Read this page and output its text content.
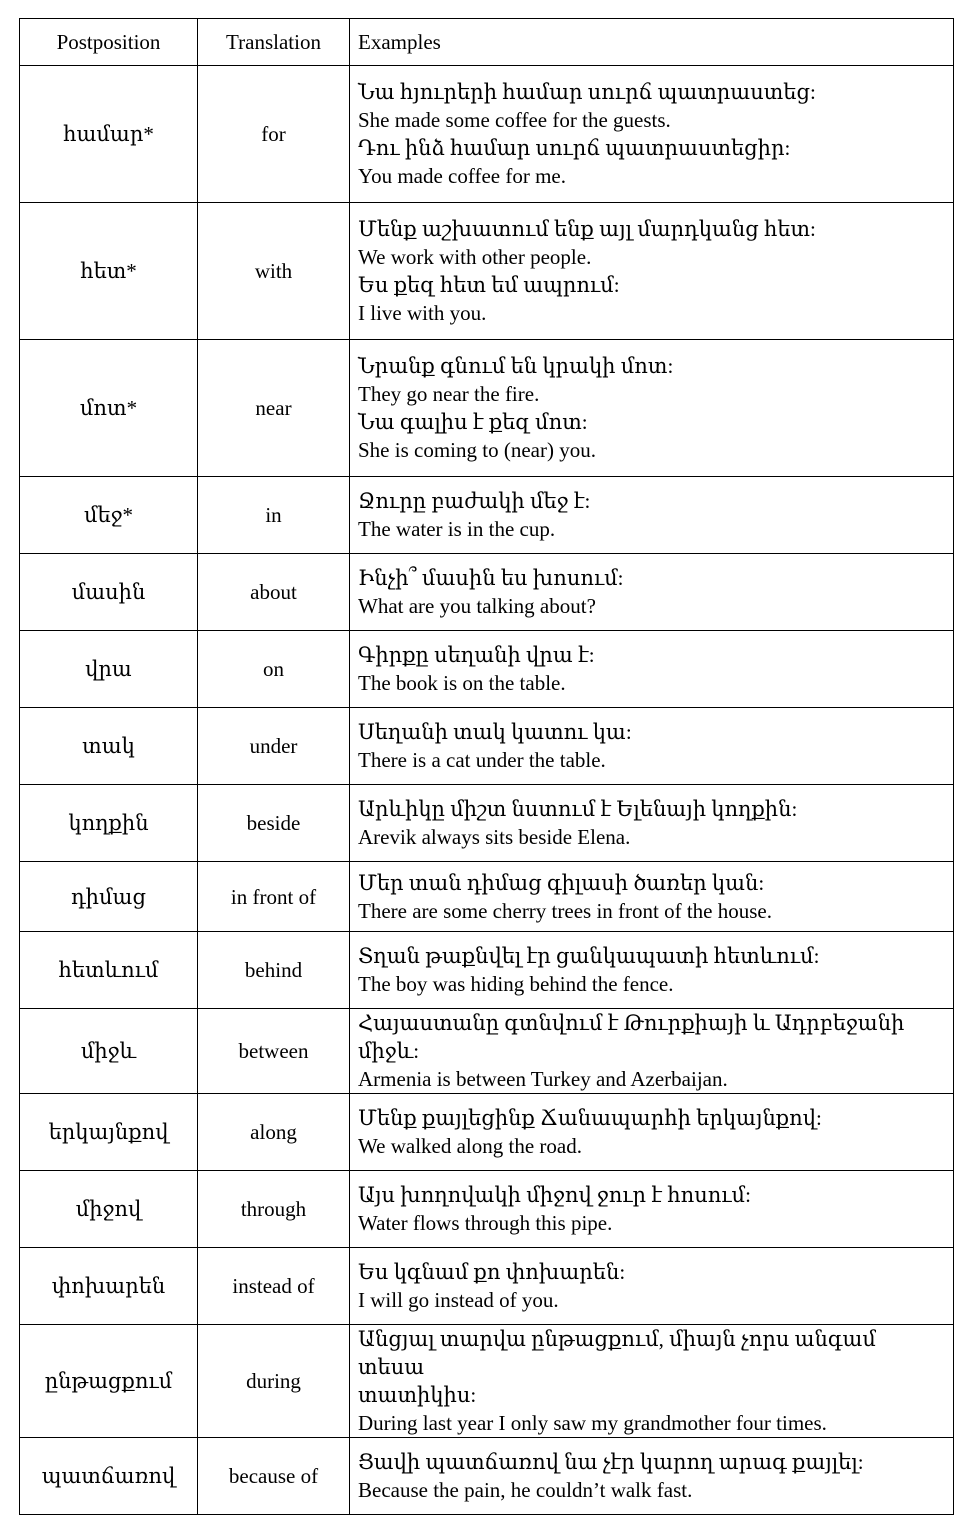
Postposition	Translation	Examples
համար*	for	Նա հյուրերի համար սուրճ պատրաստեց:
She made some coffee for the guests.
Դու ինձ համար սուրճ պատրաստեցիր:
You made coffee for me.

հետ*	with	Մենք աշխատում ենք այլ մարդկանց հետ:
We work with other people.
Ես քեզ հետ եմ ապրում:
I live with you.

մոտ*	near	Նրանք գնում են կրակի մոտ:
They go near the fire.
Նա գալիս է քեզ մոտ:
She is coming to (near) you.

մեջ*	in	Ջուրը բաժակի մեջ է:
The water is in the cup.

մասին	about	Ինչի՞ մասին ես խոսում:
What are you talking about?

վրա	on	Գիրքը սեղանի վրա է:
The book is on the table.

տակ	under	Սեղանի տակ կատու կա:
There is a cat under the table.

կողքին	beside	Արևիկը միշտ նստում է Ելենայի կողքին:
Arevik always sits beside Elena.

դիմաց	in front of	Մեր տան դիմաց գիլասի ծառեր կան:
There are some cherry trees in front of the house.

հետևում	behind	Տղան թաքնվել էր ցանկապատի հետևում:
The boy was hiding behind the fence.

միջև	between	Հայաստանը գտնվում է Թուրքիայի և Ադրբեջանի միջև:
Armenia is between Turkey and Azerbaijan.

երկայնքով	along	Մենք քայլեցինք Ճանապարհի երկայնքով:
We walked along the road.

միջով	through	Այս խողովակի միջով ջուր է հոսում:
Water flows through this pipe.

փոխարեն	instead of	Ես կգնամ քո փոխարեն:
I will go instead of you.

ընթացքում	during	Անցյալ տարվա ընթացքում, միայն չորս անգամ տեսա
տատիկիս:
During last year I only saw my grandmother four times.

պատճառով	because of	Ցավի պատճառով նա չէր կարող արագ քայլել:
Because the pain, he couldn’t walk fast.
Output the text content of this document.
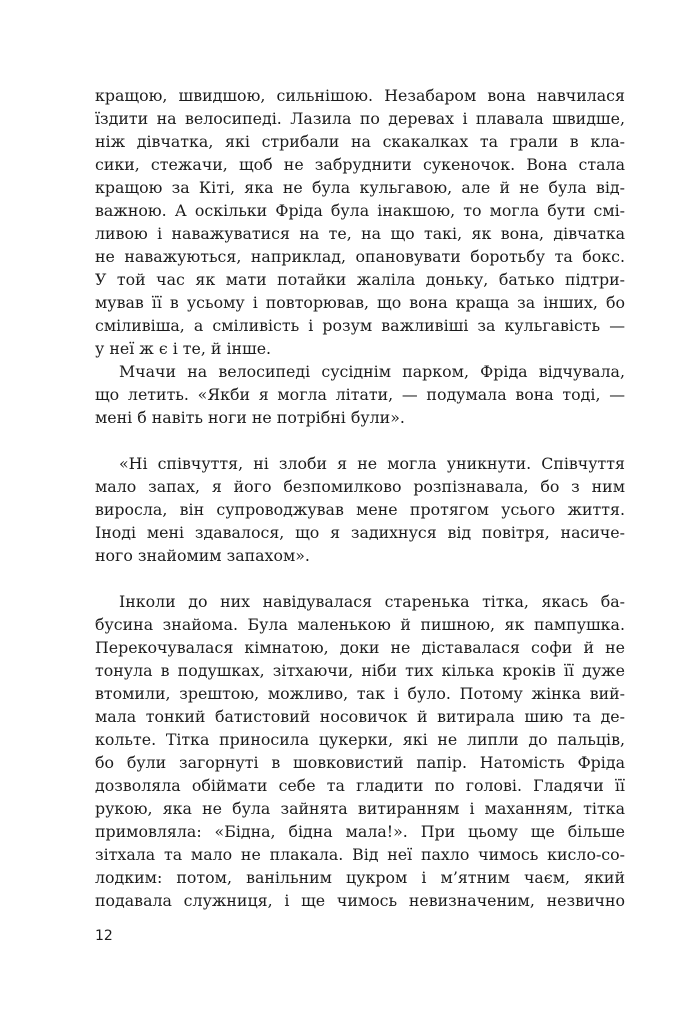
кращою, швидшою, сильнішою. Незабаром вона навчилася
їздити на велосипеді. Лазила по деревах і плавала швидше,
ніж дівчатка, які стрибали на скакалках та грали в кла-
сики, стежачи, щоб не забруднити сукеночок. Вона стала
кращою за Кіті, яка не була кульгавою, але й не була від-
важною. А оскільки Фріда була інакшою, то могла бути смі-
ливою і наважуватися на те, на що такі, як вона, дівчатка
не наважуються, наприклад, опановувати боротьбу та бокс.
У той час як мати потайки жаліла доньку, батько підтри-
мував її в усьому і повторював, що вона краща за інших, бо
сміливіша, а сміливість і розум важливіші за кульгавість —
у неї ж є і те, й інше.
Мчачи на велосипеді сусіднім парком, Фріда відчувала,
що летить. «Якби я могла літати, — подумала вона тоді, —
мені б навіть ноги не потрібні були».
«Ні співчуття, ні злоби я не могла уникнути. Співчуття
мало запах, я його безпомилково розпізнавала, бо з ним
виросла, він супроводжував мене протягом усього життя.
Іноді мені здавалося, що я задихнуся від повітря, насиче-
ного знайомим запахом».
Інколи до них навідувалася старенька тітка, якась ба-
бусина знайома. Була маленькою й пишною, як пампушка.
Перекочувалася кімнатою, доки не діставалася софи й не
тонула в подушках, зітхаючи, ніби тих кілька кроків її дуже
втомили, зрештою, можливо, так і було. Потому жінка вий-
мала тонкий батистовий носовичок й витирала шию та де-
кольте. Тітка приносила цукерки, які не липли до пальців,
бо були загорнуті в шовковистий папір. Натомість Фріда
дозволяла обіймати себе та гладити по голові. Гладячи її
рукою, яка не була зайнята витиранням і маханням, тітка
примовляла: «Бідна, бідна мала!». При цьому ще більше
зітхала та мало не плакала. Від неї пахло чимось кисло-со-
лодким: потом, ванільним цукром і м’ятним чаєм, який
подавала служниця, і ще чимось невизначеним, незвично
12
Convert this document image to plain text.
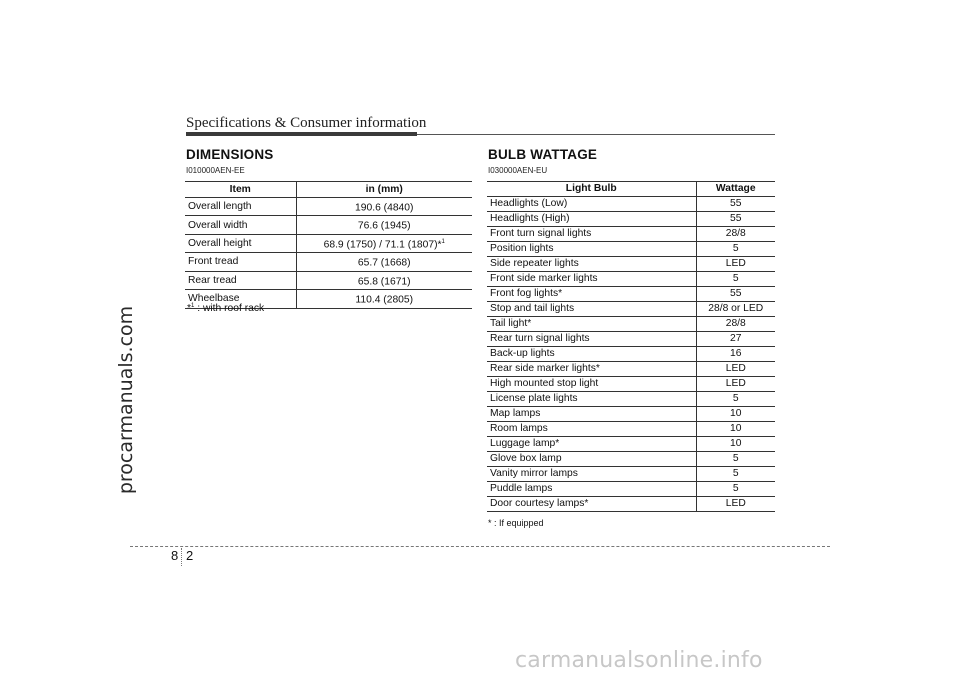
procarmanuals.com
Specifications & Consumer information
DIMENSIONS
I010000AEN-EE
Item	in (mm)
Overall length	190.6 (4840)
Overall width	76.6 (1945)
Overall height	68.9 (1750) / 71.1 (1807)*$^1$
Front tread	65.7 (1668)
Rear tread	65.8 (1671)
Wheelbase	110.4 (2805)
*$^1$ : with roof rack
BULB WATTAGE
I030000AEN-EU
Light Bulb	Wattage
Headlights (Low)	55
Headlights (High)	55
Front turn signal lights	28/8
Position lights	5
Side repeater lights	LED
Front side marker lights	5
Front fog lights*	55
Stop and tail lights	28/8 or LED
Tail light*	28/8
Rear turn signal lights	27
Back-up lights	16
Rear side marker lights*	LED
High mounted stop light	LED
License plate lights	5
Map lamps	10
Room lamps	10
Luggage lamp*	10
Glove box lamp	5
Vanity mirror lamps	5
Puddle lamps	5
Door courtesy lamps*	LED
* : If equipped
8 2
carmanualsonline.info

• Given instruction:
Copy out each line in the listing that has the word "սուրճ".

• Solved problem:
համար*	for	Նա հյուրերի համար սուրճ պատրաստեց:
Դու ինձ համար սուրճ պատրաստեցիր:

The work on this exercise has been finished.